━━ Data supplied

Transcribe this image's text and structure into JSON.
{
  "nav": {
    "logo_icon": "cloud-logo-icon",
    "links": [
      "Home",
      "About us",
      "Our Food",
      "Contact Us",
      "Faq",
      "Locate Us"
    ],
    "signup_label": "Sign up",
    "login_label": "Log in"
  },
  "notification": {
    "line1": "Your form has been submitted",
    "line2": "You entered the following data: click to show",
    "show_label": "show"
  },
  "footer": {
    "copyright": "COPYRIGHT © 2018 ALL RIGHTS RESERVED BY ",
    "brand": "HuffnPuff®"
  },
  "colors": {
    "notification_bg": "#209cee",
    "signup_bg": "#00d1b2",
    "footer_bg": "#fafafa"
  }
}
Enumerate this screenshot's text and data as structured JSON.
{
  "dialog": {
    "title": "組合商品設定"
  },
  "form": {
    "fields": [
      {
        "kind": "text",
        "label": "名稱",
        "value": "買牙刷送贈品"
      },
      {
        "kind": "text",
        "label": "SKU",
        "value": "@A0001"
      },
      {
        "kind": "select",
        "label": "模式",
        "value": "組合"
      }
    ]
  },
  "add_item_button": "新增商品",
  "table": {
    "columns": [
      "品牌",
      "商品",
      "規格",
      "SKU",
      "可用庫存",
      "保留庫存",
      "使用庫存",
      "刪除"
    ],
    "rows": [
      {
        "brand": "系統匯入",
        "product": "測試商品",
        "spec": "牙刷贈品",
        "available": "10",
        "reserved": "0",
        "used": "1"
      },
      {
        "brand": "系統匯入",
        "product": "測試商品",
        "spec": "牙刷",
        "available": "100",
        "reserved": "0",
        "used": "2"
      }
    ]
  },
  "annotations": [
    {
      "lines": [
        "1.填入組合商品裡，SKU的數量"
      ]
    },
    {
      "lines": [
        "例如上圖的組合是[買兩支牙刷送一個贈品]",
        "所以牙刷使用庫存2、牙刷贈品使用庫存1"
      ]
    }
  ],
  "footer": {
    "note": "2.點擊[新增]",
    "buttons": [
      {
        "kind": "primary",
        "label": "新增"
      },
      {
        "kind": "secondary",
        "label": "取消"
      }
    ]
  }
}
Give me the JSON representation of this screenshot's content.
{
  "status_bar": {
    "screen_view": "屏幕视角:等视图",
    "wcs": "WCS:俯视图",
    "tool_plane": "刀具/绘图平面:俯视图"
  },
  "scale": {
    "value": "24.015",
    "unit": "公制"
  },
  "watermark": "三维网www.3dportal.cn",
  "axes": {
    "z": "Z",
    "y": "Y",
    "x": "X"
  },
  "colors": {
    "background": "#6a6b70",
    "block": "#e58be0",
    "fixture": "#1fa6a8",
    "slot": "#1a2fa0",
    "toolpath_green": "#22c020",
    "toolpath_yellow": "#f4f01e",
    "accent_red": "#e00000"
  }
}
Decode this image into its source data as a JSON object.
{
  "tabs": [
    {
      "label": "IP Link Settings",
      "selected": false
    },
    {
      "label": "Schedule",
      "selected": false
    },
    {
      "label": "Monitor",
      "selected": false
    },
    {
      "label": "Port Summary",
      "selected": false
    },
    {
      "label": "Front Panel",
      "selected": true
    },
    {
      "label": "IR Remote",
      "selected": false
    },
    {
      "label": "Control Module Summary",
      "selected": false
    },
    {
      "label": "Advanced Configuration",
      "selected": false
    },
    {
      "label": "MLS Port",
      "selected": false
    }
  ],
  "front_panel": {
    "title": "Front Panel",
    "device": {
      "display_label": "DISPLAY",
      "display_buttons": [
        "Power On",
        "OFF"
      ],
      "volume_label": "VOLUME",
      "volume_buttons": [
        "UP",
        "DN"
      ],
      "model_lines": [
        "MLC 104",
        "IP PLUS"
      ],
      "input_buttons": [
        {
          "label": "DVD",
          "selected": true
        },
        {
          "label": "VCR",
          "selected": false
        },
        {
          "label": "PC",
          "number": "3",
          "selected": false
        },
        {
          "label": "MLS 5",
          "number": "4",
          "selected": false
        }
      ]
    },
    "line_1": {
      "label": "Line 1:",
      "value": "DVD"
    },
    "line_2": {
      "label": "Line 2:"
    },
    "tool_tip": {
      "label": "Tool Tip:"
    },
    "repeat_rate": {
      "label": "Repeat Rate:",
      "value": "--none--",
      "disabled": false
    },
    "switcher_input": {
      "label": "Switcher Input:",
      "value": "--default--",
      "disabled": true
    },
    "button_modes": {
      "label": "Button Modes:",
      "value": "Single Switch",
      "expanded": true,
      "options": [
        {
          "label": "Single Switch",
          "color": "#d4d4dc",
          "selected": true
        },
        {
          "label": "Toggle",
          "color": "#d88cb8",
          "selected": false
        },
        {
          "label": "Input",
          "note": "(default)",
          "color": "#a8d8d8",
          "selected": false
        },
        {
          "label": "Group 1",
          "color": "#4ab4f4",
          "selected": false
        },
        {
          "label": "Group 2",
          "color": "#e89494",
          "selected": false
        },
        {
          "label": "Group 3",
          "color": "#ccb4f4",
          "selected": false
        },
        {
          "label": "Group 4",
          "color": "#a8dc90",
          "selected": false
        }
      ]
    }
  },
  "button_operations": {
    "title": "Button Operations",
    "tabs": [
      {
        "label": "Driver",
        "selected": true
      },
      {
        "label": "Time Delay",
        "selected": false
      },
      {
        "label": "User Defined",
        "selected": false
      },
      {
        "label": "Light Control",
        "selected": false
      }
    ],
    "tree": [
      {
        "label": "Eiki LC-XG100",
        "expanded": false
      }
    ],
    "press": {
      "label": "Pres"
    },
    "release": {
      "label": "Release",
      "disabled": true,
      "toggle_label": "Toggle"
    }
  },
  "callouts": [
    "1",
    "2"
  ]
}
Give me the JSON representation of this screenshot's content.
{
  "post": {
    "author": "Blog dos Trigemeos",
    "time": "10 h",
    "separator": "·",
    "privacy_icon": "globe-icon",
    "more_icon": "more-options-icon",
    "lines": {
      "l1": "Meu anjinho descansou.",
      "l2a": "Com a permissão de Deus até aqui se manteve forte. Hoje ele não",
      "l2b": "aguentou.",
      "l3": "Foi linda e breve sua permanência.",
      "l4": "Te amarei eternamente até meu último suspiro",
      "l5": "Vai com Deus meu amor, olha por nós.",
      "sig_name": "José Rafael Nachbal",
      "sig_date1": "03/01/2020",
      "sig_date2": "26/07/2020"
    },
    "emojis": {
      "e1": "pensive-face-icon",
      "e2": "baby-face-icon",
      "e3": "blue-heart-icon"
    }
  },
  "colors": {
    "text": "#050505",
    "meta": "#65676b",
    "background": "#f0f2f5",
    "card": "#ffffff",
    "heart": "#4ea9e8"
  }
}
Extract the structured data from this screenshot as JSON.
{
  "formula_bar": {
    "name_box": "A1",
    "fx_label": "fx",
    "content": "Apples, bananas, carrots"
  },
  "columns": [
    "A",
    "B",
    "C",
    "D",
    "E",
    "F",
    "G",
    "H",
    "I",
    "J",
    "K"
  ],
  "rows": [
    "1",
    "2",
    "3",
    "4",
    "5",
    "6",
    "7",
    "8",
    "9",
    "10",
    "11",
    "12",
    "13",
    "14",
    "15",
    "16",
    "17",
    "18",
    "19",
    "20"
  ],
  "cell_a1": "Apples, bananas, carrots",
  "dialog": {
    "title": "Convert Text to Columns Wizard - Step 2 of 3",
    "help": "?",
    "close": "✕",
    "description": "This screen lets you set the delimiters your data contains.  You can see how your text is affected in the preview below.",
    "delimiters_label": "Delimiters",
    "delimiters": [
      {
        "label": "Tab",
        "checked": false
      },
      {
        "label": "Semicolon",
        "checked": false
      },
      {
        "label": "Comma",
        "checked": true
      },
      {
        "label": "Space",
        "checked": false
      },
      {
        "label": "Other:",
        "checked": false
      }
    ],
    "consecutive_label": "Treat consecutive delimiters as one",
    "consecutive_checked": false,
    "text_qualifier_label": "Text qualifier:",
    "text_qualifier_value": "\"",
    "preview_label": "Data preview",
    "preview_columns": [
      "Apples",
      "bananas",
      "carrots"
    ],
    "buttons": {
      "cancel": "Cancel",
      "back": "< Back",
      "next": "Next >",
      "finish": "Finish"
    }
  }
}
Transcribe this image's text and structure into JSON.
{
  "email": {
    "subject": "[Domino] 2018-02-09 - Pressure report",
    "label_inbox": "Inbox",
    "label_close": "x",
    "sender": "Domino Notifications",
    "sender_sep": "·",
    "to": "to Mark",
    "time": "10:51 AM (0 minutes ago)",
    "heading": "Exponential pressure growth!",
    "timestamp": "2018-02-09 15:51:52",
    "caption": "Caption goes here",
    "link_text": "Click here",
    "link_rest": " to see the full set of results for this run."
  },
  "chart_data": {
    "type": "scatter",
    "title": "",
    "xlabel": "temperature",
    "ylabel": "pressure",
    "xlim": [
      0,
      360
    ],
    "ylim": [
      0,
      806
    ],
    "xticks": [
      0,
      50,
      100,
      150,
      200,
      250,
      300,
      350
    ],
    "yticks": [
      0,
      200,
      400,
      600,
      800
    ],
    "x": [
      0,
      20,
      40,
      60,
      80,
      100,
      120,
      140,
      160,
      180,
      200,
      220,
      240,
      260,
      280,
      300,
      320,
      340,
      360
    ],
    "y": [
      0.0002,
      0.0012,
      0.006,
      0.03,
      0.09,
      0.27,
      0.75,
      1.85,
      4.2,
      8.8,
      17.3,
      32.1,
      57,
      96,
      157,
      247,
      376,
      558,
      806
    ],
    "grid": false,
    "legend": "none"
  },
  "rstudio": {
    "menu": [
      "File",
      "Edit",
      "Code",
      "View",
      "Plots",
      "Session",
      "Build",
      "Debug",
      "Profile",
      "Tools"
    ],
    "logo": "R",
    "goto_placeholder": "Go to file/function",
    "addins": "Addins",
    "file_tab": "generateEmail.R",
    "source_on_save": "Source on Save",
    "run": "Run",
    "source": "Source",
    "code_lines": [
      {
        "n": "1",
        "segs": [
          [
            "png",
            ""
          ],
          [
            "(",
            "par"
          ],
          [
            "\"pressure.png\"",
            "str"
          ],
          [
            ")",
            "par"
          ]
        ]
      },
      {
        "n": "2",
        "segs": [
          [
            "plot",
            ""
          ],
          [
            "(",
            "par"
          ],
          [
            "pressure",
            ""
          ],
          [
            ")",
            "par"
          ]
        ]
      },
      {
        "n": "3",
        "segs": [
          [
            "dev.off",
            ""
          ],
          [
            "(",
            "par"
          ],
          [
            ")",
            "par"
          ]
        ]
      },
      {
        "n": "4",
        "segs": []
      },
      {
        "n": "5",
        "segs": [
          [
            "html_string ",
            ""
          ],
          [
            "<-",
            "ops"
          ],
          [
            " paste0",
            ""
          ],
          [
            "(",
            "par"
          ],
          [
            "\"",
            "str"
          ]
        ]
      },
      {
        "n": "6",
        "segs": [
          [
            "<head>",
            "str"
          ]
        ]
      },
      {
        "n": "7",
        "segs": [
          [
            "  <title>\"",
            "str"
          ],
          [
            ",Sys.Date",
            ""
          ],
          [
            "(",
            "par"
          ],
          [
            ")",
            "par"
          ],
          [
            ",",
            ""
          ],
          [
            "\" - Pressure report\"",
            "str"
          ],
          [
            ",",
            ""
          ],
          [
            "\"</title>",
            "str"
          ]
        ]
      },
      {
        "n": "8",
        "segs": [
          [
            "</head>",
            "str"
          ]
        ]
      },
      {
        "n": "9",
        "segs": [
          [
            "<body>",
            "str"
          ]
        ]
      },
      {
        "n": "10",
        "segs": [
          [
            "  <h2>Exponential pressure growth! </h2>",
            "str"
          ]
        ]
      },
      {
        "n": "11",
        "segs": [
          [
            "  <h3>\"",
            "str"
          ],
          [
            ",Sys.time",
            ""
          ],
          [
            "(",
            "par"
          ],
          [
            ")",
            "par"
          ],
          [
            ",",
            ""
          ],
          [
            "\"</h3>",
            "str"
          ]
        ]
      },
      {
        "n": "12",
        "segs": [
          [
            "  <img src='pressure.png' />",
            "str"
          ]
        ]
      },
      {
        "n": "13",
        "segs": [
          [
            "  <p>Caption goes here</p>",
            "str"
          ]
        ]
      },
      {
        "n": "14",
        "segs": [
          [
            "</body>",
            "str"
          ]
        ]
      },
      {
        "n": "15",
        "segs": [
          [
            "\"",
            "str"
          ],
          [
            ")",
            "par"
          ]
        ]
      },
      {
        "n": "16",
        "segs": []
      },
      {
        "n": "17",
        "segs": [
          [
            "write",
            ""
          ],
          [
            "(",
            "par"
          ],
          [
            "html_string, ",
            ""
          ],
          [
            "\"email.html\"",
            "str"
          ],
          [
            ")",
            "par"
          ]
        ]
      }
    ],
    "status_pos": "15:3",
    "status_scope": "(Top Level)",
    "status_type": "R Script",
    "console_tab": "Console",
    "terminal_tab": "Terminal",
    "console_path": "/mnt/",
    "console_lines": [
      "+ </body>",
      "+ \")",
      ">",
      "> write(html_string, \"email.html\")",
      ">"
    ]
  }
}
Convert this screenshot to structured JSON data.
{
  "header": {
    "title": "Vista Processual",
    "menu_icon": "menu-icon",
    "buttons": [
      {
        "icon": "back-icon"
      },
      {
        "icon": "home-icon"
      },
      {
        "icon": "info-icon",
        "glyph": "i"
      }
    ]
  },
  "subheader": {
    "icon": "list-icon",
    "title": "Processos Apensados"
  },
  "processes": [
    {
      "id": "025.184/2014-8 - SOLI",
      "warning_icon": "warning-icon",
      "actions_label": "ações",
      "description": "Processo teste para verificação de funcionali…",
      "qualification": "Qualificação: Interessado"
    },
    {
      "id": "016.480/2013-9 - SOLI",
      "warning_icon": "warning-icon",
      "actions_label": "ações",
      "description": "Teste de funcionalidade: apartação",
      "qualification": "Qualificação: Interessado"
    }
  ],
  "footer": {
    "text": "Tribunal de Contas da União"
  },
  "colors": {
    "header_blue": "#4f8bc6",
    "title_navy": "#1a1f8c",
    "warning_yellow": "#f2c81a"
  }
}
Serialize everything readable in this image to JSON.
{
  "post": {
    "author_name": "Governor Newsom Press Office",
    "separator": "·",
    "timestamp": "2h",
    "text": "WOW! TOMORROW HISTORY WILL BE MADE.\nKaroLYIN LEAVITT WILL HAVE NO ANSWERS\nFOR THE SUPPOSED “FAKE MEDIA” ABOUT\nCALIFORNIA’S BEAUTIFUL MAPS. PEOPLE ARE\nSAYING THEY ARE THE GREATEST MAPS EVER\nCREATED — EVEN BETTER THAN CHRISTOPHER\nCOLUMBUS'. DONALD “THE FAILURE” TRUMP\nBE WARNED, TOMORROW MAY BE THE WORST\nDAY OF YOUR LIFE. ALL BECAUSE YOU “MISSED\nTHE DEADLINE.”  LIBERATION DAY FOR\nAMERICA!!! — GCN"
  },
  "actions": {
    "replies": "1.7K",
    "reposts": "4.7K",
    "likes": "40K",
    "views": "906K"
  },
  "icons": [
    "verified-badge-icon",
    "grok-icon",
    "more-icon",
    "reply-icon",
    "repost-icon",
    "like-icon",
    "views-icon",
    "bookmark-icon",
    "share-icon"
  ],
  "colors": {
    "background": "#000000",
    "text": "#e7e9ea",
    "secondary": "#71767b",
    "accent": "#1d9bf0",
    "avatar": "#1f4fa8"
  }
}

━━━━

- Goal:
Go through the lines above. Select every one that has the string "Convert".

- Final result:
    "title": "Convert Text to Columns Wizard - Step 2 of 3",
Convert this screenshot to structured JSON data.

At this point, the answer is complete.